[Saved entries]
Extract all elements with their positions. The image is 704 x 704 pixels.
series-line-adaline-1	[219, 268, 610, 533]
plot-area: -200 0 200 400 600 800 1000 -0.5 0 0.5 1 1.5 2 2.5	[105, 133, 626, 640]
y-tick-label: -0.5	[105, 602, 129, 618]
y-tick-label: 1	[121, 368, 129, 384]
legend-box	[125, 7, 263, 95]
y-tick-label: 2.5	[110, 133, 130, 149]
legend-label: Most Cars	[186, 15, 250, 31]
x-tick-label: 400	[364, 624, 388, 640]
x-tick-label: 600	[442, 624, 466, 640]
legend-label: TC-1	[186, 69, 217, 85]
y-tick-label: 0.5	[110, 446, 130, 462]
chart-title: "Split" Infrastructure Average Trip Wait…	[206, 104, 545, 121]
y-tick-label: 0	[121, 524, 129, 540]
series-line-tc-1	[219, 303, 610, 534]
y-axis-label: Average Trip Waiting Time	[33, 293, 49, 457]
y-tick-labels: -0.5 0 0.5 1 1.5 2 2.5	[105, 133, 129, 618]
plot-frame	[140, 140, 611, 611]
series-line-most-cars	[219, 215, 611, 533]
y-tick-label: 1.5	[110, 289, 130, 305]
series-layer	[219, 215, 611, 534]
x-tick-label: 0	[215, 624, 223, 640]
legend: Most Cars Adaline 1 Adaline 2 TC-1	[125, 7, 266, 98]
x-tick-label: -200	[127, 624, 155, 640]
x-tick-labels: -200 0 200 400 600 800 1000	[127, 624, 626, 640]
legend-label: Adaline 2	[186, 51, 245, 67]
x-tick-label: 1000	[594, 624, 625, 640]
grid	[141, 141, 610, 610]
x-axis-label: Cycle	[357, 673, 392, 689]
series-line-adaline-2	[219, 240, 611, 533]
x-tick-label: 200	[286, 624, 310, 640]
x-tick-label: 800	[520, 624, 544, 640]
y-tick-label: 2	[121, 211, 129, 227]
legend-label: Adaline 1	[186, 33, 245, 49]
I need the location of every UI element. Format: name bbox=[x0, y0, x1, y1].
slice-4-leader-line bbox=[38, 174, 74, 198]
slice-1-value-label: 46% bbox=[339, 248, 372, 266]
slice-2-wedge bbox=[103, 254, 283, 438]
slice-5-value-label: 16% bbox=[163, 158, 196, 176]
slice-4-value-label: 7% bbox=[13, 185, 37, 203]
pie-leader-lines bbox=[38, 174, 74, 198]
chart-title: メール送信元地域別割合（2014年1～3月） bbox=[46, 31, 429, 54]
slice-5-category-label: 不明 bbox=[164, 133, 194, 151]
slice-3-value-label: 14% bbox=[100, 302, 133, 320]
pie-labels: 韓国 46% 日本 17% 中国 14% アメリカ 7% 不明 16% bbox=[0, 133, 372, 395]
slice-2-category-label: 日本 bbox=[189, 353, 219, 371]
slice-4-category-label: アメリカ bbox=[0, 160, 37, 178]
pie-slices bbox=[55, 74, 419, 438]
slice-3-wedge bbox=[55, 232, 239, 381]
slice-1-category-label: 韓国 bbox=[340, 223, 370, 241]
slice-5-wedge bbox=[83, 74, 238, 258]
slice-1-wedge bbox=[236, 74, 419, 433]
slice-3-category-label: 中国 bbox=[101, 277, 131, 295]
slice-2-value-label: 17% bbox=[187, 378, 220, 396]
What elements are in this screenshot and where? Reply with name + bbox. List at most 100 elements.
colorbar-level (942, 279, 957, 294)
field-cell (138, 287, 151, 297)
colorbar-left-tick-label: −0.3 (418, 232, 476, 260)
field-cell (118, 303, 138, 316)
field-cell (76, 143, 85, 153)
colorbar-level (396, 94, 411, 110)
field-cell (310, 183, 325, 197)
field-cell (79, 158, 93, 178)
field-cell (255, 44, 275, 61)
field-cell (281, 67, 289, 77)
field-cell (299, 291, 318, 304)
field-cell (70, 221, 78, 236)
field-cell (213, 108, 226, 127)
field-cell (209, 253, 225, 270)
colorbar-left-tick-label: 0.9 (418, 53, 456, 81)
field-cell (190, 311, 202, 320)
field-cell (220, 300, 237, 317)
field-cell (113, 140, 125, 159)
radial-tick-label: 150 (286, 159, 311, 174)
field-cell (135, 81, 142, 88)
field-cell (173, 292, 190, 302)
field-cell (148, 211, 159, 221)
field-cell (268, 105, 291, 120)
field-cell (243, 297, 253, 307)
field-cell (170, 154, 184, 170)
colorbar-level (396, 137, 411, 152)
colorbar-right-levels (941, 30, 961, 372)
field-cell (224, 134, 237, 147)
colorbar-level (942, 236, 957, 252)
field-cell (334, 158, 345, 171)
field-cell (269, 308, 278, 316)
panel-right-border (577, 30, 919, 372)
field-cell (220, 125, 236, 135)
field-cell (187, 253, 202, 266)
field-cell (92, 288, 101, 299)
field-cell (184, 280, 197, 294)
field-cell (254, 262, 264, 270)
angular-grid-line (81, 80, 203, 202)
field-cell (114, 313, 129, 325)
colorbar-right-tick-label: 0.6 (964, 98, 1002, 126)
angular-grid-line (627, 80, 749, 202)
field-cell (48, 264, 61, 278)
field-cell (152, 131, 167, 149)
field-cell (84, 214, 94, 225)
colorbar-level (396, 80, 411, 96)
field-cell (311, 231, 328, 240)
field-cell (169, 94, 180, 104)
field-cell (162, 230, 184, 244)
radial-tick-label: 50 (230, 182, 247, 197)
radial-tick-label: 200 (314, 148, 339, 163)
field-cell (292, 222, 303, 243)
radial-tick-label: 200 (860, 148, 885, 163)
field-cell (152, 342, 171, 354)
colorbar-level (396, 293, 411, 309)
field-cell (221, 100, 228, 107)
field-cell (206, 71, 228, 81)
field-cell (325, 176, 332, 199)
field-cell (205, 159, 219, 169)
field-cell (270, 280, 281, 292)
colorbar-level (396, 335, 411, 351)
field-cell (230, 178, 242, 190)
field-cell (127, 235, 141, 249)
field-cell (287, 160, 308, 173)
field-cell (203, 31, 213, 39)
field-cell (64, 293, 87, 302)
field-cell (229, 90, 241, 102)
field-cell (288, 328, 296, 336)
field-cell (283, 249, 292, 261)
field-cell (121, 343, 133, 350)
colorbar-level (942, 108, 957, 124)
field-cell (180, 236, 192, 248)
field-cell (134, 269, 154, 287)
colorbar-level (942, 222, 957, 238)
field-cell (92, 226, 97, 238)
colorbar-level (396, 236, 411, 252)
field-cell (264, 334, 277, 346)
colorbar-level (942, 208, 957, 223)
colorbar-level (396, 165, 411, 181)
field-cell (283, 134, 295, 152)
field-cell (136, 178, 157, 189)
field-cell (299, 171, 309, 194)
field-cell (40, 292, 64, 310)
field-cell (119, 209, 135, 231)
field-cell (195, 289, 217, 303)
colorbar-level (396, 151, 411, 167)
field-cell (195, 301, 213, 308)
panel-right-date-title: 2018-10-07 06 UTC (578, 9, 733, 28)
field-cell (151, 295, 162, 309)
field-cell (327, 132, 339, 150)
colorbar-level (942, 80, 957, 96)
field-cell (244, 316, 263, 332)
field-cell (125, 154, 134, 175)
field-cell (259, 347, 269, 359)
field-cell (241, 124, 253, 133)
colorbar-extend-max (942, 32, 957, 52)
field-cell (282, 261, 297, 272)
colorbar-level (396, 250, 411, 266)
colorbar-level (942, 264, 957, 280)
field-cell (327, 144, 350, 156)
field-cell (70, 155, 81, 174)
==
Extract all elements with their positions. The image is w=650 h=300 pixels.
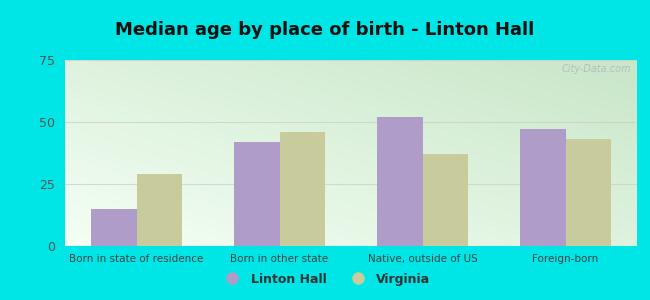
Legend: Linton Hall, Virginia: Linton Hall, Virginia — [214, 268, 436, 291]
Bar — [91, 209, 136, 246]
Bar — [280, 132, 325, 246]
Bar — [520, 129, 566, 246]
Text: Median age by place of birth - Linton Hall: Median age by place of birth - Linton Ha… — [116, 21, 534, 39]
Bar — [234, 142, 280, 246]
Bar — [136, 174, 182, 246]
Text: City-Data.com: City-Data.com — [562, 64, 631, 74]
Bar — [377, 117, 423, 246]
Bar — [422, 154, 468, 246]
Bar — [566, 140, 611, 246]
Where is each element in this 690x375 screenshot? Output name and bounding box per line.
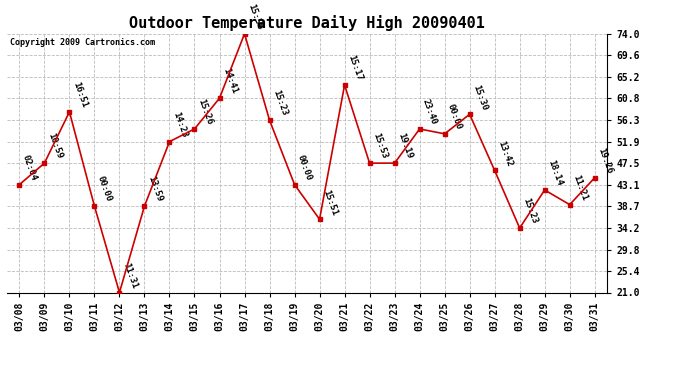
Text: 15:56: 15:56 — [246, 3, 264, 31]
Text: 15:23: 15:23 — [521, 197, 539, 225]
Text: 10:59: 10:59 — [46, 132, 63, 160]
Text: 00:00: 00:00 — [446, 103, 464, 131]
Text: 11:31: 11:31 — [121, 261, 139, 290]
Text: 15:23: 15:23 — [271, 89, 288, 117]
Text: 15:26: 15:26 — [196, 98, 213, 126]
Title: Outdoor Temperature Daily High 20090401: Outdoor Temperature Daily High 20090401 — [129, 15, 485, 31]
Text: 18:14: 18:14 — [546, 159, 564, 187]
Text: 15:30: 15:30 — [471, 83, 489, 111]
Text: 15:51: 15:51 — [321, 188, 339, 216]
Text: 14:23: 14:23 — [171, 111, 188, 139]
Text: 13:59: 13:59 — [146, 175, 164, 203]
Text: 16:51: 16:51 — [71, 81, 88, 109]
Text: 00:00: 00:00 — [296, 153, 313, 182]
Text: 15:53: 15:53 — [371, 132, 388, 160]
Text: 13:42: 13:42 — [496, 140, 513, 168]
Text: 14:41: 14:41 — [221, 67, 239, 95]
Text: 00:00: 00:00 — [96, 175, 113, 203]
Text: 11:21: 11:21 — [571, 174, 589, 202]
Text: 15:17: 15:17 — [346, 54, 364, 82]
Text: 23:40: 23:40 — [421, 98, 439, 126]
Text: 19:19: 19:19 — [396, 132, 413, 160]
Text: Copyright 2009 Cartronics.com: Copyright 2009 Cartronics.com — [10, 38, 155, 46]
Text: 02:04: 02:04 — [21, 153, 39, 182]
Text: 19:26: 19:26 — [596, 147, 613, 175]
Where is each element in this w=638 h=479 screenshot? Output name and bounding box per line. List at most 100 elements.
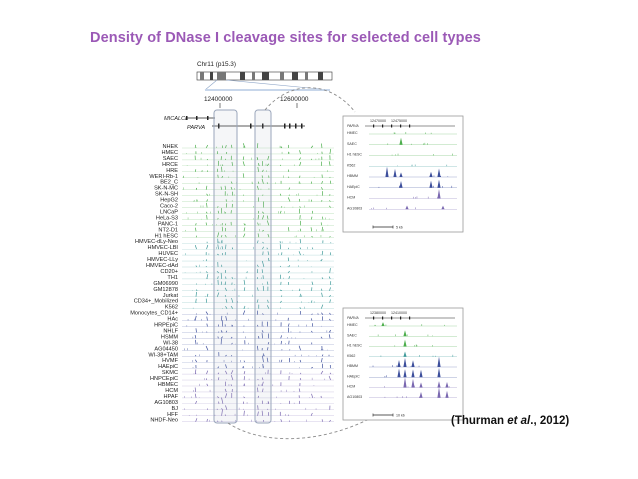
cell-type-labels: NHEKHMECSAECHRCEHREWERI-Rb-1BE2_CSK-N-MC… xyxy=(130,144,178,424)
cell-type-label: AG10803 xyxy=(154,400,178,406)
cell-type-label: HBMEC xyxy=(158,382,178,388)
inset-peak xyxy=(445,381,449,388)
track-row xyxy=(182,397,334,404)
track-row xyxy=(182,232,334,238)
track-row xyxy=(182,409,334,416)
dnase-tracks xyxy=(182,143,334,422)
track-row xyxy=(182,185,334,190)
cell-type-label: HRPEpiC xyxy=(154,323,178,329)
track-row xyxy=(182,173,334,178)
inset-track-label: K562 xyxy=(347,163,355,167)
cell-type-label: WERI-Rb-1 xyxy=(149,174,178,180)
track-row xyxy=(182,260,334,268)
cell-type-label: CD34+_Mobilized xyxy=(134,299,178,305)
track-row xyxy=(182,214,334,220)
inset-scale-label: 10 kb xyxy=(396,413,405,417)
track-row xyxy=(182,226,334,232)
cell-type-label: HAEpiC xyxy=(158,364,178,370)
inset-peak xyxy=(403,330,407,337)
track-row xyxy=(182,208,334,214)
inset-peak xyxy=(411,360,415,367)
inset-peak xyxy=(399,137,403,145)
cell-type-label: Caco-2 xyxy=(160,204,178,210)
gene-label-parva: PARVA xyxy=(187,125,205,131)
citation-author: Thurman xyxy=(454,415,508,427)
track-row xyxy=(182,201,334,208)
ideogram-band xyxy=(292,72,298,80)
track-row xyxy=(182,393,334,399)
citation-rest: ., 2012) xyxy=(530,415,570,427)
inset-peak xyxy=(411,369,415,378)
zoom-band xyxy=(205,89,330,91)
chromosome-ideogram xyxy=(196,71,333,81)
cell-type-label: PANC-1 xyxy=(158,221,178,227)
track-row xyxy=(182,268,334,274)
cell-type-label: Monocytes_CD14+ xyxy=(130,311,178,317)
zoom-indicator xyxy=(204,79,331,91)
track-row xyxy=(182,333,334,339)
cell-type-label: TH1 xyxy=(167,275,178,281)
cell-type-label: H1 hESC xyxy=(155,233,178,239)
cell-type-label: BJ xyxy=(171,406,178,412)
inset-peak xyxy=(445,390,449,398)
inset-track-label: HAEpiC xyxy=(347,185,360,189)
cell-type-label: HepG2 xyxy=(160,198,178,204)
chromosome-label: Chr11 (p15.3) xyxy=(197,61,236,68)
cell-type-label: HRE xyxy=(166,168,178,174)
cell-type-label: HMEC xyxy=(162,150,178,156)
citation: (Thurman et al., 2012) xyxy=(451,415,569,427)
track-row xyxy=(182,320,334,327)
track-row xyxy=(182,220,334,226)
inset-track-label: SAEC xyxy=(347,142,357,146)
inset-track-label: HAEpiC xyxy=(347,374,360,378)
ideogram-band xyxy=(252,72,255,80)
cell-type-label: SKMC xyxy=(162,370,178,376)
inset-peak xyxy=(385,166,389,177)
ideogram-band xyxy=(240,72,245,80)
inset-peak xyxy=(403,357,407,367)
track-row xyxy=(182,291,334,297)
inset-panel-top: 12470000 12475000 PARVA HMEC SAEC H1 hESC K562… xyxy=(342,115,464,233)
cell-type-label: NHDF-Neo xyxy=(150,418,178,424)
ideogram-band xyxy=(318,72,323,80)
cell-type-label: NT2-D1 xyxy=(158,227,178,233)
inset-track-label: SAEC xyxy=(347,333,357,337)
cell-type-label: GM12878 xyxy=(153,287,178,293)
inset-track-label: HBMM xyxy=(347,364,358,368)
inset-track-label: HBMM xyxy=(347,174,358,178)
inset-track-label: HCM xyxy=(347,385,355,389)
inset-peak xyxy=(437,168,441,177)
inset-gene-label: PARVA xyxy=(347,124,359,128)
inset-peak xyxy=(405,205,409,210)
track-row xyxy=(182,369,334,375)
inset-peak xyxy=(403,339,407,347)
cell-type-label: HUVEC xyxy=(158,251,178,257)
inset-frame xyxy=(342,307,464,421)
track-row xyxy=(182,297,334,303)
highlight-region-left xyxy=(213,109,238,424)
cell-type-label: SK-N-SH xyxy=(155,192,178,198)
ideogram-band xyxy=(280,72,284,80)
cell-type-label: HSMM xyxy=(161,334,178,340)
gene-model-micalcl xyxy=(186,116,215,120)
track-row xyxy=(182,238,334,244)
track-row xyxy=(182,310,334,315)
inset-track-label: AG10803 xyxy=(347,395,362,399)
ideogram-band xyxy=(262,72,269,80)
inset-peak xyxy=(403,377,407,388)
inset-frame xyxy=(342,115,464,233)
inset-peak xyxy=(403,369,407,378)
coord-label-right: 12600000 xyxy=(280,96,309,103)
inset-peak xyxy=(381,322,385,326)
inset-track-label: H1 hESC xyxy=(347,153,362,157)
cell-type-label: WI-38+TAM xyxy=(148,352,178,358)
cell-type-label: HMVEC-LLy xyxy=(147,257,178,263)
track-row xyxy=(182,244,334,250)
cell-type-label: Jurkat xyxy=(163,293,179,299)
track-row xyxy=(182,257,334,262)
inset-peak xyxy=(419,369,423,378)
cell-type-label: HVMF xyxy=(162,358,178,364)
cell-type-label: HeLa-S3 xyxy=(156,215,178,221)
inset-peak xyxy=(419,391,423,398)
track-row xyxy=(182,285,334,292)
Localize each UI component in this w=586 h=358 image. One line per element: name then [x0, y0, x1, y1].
...
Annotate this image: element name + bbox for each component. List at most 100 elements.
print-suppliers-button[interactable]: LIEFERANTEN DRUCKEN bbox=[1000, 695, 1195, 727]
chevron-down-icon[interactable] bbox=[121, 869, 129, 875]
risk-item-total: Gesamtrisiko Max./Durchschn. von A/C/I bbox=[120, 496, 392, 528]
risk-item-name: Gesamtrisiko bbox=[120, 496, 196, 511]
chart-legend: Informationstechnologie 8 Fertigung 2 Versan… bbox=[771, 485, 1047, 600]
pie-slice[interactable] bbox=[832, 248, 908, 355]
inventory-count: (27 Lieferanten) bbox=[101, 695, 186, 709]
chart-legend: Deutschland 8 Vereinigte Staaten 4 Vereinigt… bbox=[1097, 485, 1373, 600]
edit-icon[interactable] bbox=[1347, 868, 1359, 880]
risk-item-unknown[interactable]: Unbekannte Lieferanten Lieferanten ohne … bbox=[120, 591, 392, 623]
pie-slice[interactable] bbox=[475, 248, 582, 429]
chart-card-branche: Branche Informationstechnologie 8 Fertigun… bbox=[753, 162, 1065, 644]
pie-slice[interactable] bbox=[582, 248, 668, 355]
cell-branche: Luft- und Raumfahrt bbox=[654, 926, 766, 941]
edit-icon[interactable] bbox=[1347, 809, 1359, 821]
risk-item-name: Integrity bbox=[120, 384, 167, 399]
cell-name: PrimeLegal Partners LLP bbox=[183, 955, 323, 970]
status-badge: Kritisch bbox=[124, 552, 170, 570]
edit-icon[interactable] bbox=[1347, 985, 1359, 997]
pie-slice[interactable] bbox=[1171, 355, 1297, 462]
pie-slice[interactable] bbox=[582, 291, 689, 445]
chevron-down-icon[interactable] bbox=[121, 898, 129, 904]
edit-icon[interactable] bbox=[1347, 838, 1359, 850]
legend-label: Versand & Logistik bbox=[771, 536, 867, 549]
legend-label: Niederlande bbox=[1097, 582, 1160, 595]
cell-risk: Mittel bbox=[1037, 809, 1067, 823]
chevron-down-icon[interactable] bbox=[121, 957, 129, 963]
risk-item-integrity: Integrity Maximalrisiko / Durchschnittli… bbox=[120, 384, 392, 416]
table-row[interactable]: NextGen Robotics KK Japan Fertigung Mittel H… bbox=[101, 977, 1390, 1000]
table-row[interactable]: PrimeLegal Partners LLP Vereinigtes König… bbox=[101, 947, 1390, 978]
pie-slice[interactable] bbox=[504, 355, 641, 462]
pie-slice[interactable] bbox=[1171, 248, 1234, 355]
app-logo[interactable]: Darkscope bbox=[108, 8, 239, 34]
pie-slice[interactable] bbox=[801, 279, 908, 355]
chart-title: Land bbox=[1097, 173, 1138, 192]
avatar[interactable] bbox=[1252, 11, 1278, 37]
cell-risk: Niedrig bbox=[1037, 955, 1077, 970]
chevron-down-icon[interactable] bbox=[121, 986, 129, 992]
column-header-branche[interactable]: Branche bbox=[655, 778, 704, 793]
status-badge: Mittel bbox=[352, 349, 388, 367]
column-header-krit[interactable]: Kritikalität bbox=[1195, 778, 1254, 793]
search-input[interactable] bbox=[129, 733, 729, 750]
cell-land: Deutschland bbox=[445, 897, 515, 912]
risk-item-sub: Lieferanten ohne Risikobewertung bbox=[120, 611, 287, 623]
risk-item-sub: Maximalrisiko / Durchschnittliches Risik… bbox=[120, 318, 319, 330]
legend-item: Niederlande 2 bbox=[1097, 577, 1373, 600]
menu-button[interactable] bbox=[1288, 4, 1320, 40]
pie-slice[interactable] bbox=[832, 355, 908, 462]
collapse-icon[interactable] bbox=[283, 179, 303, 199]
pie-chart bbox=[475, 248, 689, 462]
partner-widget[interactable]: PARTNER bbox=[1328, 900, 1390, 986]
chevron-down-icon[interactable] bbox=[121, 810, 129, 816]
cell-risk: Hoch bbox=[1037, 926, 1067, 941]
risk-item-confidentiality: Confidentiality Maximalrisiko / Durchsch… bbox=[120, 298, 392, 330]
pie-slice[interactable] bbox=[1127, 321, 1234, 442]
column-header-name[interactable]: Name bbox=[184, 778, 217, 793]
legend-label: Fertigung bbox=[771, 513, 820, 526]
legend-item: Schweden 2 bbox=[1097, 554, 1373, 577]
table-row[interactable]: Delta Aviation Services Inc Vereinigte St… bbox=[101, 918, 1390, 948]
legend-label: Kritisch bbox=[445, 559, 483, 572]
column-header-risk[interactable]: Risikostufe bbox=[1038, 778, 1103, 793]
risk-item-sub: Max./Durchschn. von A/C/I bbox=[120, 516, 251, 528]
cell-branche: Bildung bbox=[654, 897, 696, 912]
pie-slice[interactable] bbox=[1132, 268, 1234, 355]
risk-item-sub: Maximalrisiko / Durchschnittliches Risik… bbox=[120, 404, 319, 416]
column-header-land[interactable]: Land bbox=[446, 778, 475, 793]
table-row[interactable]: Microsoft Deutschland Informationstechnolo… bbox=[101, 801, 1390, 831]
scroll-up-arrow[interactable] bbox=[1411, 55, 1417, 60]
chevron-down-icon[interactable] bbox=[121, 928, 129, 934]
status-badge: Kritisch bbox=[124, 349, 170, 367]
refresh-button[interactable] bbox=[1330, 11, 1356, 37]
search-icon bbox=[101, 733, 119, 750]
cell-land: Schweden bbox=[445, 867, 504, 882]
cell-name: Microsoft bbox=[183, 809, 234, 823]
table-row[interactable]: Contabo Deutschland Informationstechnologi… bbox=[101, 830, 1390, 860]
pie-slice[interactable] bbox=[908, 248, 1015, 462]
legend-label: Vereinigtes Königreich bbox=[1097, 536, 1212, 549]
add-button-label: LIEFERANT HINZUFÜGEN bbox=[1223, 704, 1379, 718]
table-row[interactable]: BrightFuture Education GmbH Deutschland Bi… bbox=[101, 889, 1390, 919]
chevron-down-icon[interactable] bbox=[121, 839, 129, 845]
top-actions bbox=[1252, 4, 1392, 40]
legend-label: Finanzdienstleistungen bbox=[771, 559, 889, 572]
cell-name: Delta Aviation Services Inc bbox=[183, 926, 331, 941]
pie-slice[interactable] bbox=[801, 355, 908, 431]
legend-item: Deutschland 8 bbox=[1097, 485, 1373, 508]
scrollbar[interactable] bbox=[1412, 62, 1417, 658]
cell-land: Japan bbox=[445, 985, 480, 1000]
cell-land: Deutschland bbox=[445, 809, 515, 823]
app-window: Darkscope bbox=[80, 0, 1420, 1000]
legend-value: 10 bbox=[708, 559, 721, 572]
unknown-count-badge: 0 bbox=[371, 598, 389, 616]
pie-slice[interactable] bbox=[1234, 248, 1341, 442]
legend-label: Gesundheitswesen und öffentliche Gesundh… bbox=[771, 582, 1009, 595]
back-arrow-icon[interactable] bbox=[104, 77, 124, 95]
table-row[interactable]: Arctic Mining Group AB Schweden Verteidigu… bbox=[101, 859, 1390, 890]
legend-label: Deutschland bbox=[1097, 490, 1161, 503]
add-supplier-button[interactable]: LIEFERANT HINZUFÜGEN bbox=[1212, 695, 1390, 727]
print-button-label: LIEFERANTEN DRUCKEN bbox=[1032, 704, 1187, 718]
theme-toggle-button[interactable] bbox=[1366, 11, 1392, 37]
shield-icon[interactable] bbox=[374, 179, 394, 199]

AIM OF THE EXERCISE: Edit the data beginning at the line containing "Extract all elements with their positions. The image is 704" and running through the line containing "7, 263, 95]", so that "y-tick-label" becomes "y-axis-tick" and nothing else changes. Give back only those lines.

COMPLETE OUTPUT:
Extract all elements with their positions. The image is 704 x 704 pixels.
series-line-adaline-1	[219, 268, 610, 533]
plot-area: -200 0 200 400 600 800 1000 -0.5 0 0.5 1 1.5 2 2.5	[105, 133, 626, 640]
y-axis-tick: -0.5	[105, 602, 129, 618]
y-axis-tick: 1	[121, 368, 129, 384]
legend-box	[125, 7, 263, 95]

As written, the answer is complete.